## WHAT TO PRODUCE
Set the listing down unchanged, minus every embedded image.
Begin
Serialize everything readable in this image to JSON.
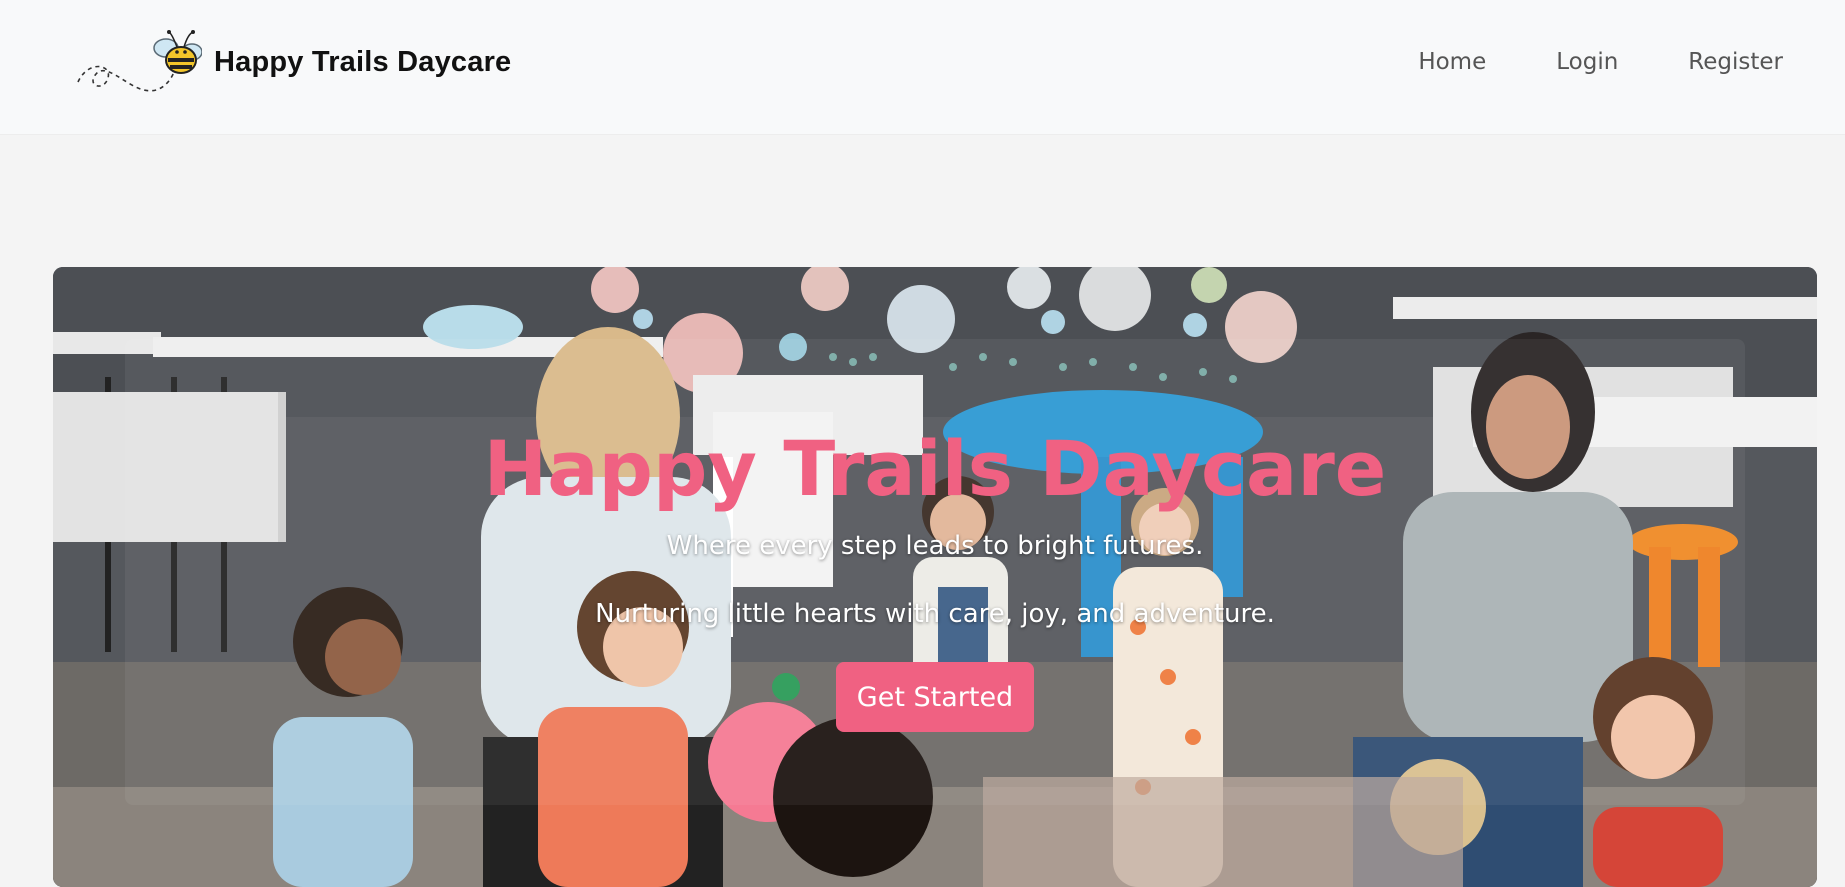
{
  "brand": {
    "name": "Happy Trails Daycare",
    "logo_icon": "bee-icon"
  },
  "nav": {
    "items": [
      {
        "label": "Home"
      },
      {
        "label": "Login"
      },
      {
        "label": "Register"
      }
    ]
  },
  "hero": {
    "title": "Happy Trails Daycare",
    "subtitle": "Where every step leads to bright futures.",
    "tagline": "Nurturing little hearts with care, joy, and adventure.",
    "cta_label": "Get Started"
  },
  "colors": {
    "accent": "#f06182",
    "navbar_bg": "#f8f9fa",
    "page_bg": "#f4f4f4"
  }
}
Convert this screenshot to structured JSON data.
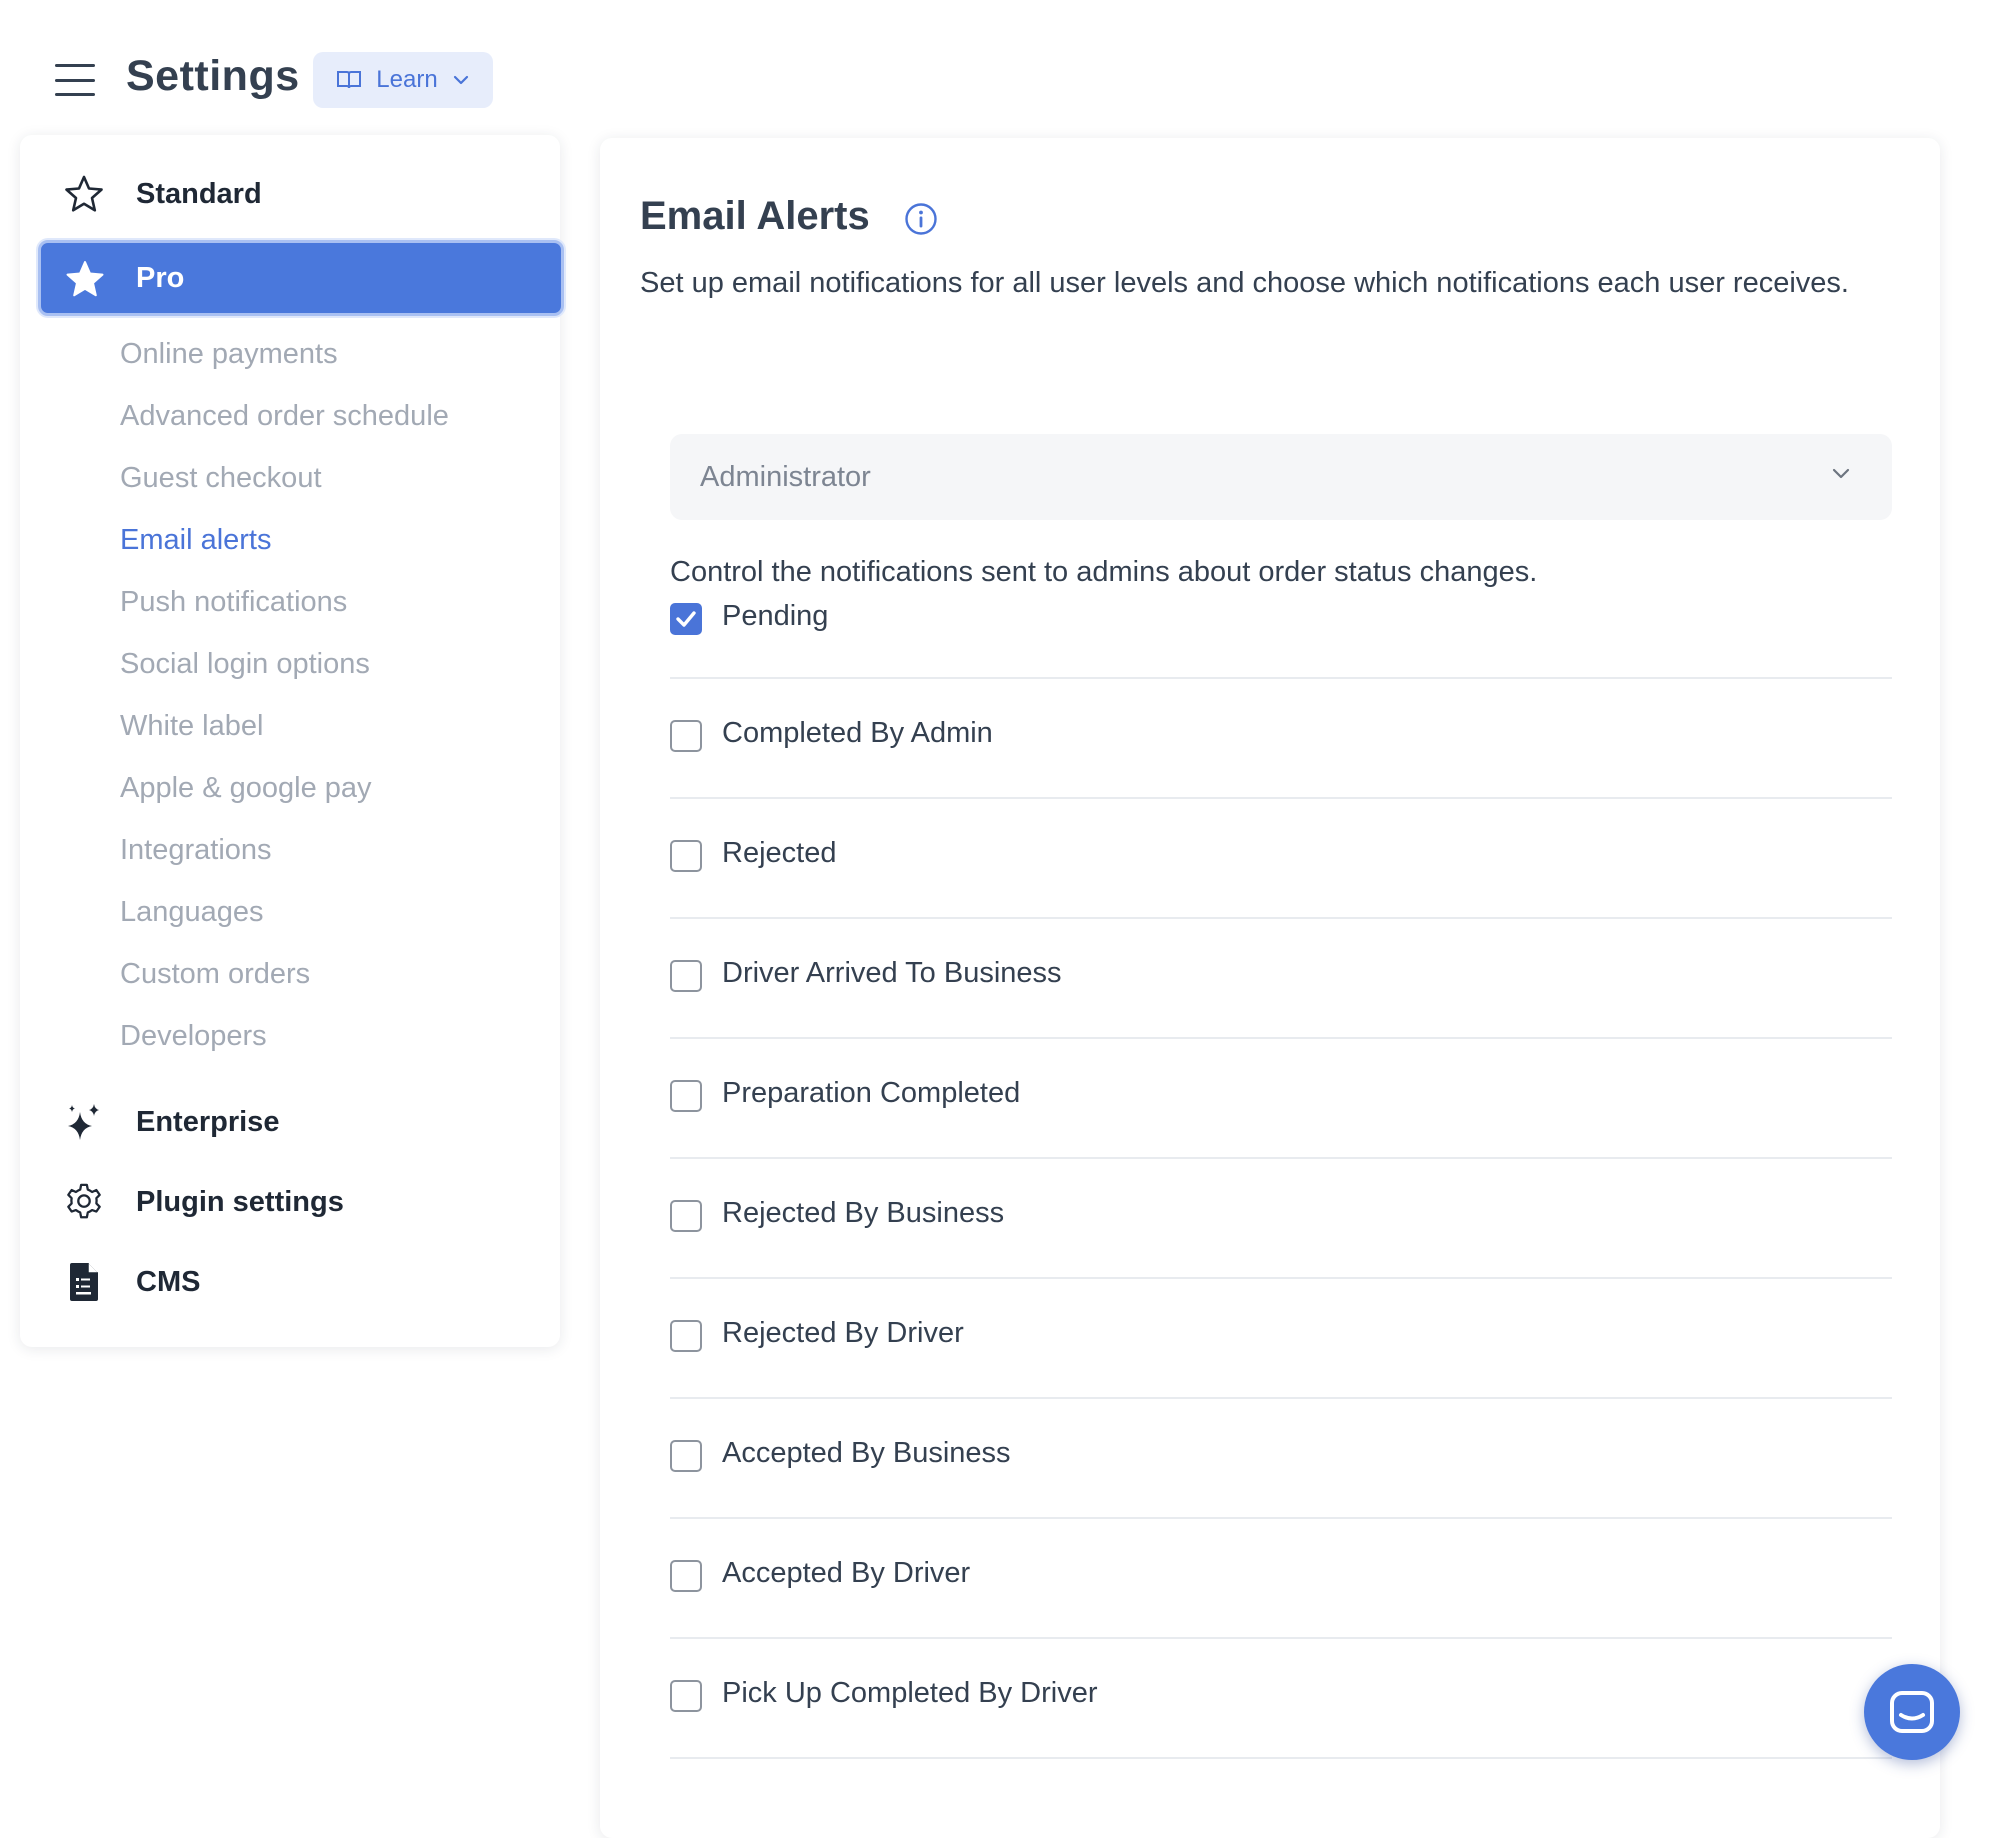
End
## CORRECT RESULT
Serialize everything readable in this image to JSON.
{
  "brand": {
    "name": "Happy Trails Daycare",
    "logo_icon": "bee-icon"
  },
  "nav": {
    "items": [
      {
        "label": "Home"
      },
      {
        "label": "Login"
      },
      {
        "label": "Register"
      }
    ]
  },
  "hero": {
    "title": "Happy Trails Daycare",
    "subtitle": "Where every step leads to bright futures.",
    "tagline": "Nurturing little hearts with care, joy, and adventure.",
    "cta_label": "Get Started"
  },
  "colors": {
    "accent": "#f06182",
    "navbar_bg": "#f8f9fa",
    "page_bg": "#f4f4f4"
  }
}
Convert this screenshot to structured JSON data.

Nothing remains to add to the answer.